DATA FOR THE TASK:
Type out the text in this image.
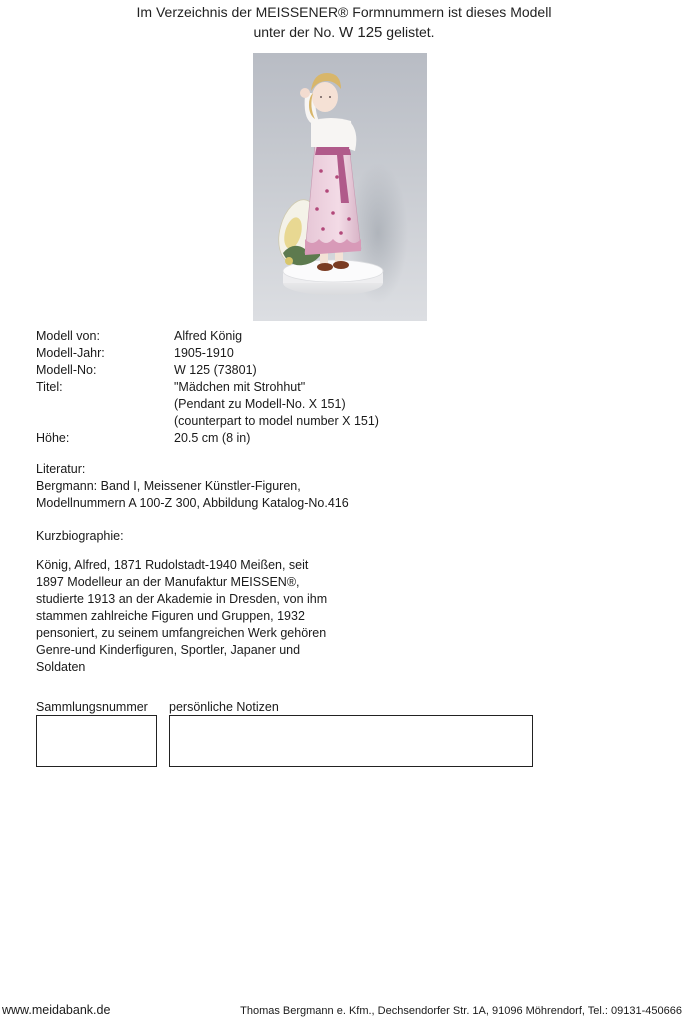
Im Verzeichnis der MEISSENER® Formnummern ist dieses Modell
unter der No. W 125 gelistet.
Modell von:	Alfred König
Modell-Jahr:	1905-1910
Modell-No:	W 125 (73801)
Titel:	"Mädchen mit Strohhut"
(Pendant zu Modell-No. X 151)
(counterpart to model number X 151)
Höhe:	20.5 cm (8 in)
Literatur:
Bergmann: Band I, Meissener Künstler-Figuren,
Modellnummern A 100-Z 300, Abbildung Katalog-No.416
Kurzbiographie:
König, Alfred, 1871 Rudolstadt-1940 Meißen, seit
1897 Modelleur an der Manufaktur MEISSEN®,
studierte 1913 an der Akademie in Dresden, von ihm
stammen zahlreiche Figuren und Gruppen, 1932
pensoniert, zu seinem umfangreichen Werk gehören
Genre-und Kinderfiguren, Sportler, Japaner und
Soldaten
Sammlungsnummer persönliche Notizen
www.meidabank.de	Thomas Bergmann e. Kfm., Dechsendorfer Str. 1A, 91096 Möhrendorf, Tel.: 09131-450666
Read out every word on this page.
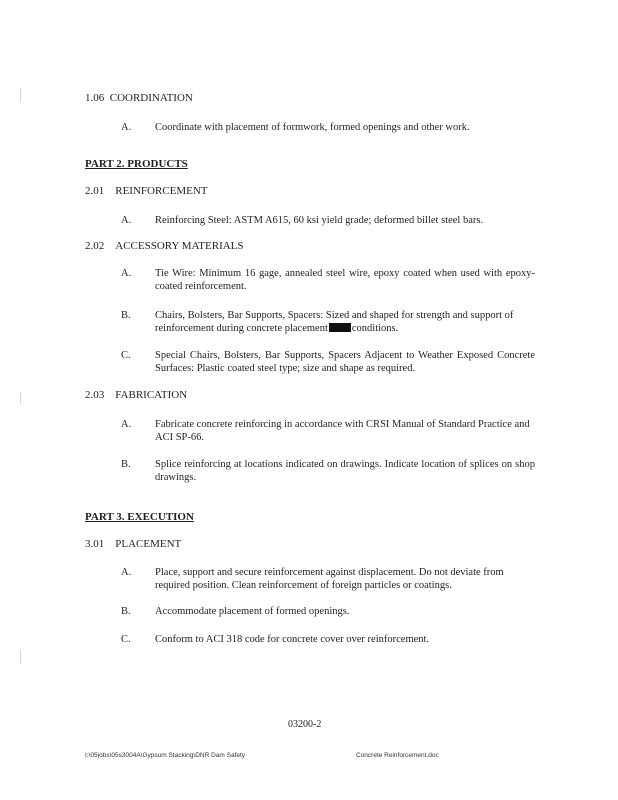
1.06 COORDINATION
A. Coordinate with placement of formwork, formed openings and other work.
PART 2. PRODUCTS
2.01 REINFORCEMENT
A. Reinforcing Steel: ASTM A615, 60 ksi yield grade; deformed billet steel bars.
2.02 ACCESSORY MATERIALS
A. Tie Wire: Minimum 16 gage, annealed steel wire, epoxy coated when used with epoxy-coated reinforcement.
B. Chairs, Bolsters, Bar Supports, Spacers: Sized and shaped for strength and support of reinforcement during concrete placement conditions.
C. Special Chairs, Bolsters, Bar Supports, Spacers Adjacent to Weather Exposed Concrete Surfaces: Plastic coated steel type; size and shape as required.
2.03 FABRICATION
A. Fabricate concrete reinforcing in accordance with CRSI Manual of Standard Practice and ACI SP-66.
B. Splice reinforcing at locations indicated on drawings. Indicate location of splices on shop drawings.
PART 3. EXECUTION
3.01 PLACEMENT
A. Place, support and secure reinforcement against displacement. Do not deviate from required position. Clean reinforcement of foreign particles or coatings.
B. Accommodate placement of formed openings.
C. Conform to ACI 318 code for concrete cover over reinforcement.
03200-2
I:\05jobs\05s3004A\Gypsum Stacking\DNR Dam Safety	Concrete Reinforcement.doc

WRITTEN TASK: Write out the entries again, exactly as given, skipping any images.

ANSWER TO THE TASK:
Type out the text in this image.
Im Verzeichnis der MEISSENER® Formnummern ist dieses Modell
unter der No. W 125 gelistet.
Modell von:	Alfred König
Modell-Jahr:	1905-1910
Modell-No:	W 125 (73801)
Titel:	"Mädchen mit Strohhut"
(Pendant zu Modell-No. X 151)
(counterpart to model number X 151)
Höhe:	20.5 cm (8 in)
Literatur:
Bergmann: Band I, Meissener Künstler-Figuren,
Modellnummern A 100-Z 300, Abbildung Katalog-No.416
Kurzbiographie:
König, Alfred, 1871 Rudolstadt-1940 Meißen, seit
1897 Modelleur an der Manufaktur MEISSEN®,
studierte 1913 an der Akademie in Dresden, von ihm
stammen zahlreiche Figuren und Gruppen, 1932
pensoniert, zu seinem umfangreichen Werk gehören
Genre-und Kinderfiguren, Sportler, Japaner und
Soldaten
Sammlungsnummer persönliche Notizen
www.meidabank.de	Thomas Bergmann e. Kfm., Dechsendorfer Str. 1A, 91096 Möhrendorf, Tel.: 09131-450666
Read out every word on this page.
1.06 COORDINATION
A. Coordinate with placement of formwork, formed openings and other work.
PART 2. PRODUCTS
2.01 REINFORCEMENT
A. Reinforcing Steel: ASTM A615, 60 ksi yield grade; deformed billet steel bars.
2.02 ACCESSORY MATERIALS
A. Tie Wire: Minimum 16 gage, annealed steel wire, epoxy coated when used with epoxy-coated reinforcement.
B. Chairs, Bolsters, Bar Supports, Spacers: Sized and shaped for strength and support of reinforcement during concrete placement conditions.
C. Special Chairs, Bolsters, Bar Supports, Spacers Adjacent to Weather Exposed Concrete Surfaces: Plastic coated steel type; size and shape as required.
2.03 FABRICATION
A. Fabricate concrete reinforcing in accordance with CRSI Manual of Standard Practice and ACI SP-66.
B. Splice reinforcing at locations indicated on drawings. Indicate location of splices on shop drawings.
PART 3. EXECUTION
3.01 PLACEMENT
A. Place, support and secure reinforcement against displacement. Do not deviate from required position. Clean reinforcement of foreign particles or coatings.
B. Accommodate placement of formed openings.
C. Conform to ACI 318 code for concrete cover over reinforcement.
03200-2
I:\05jobs\05s3004A\Gypsum Stacking\DNR Dam Safety	Concrete Reinforcement.doc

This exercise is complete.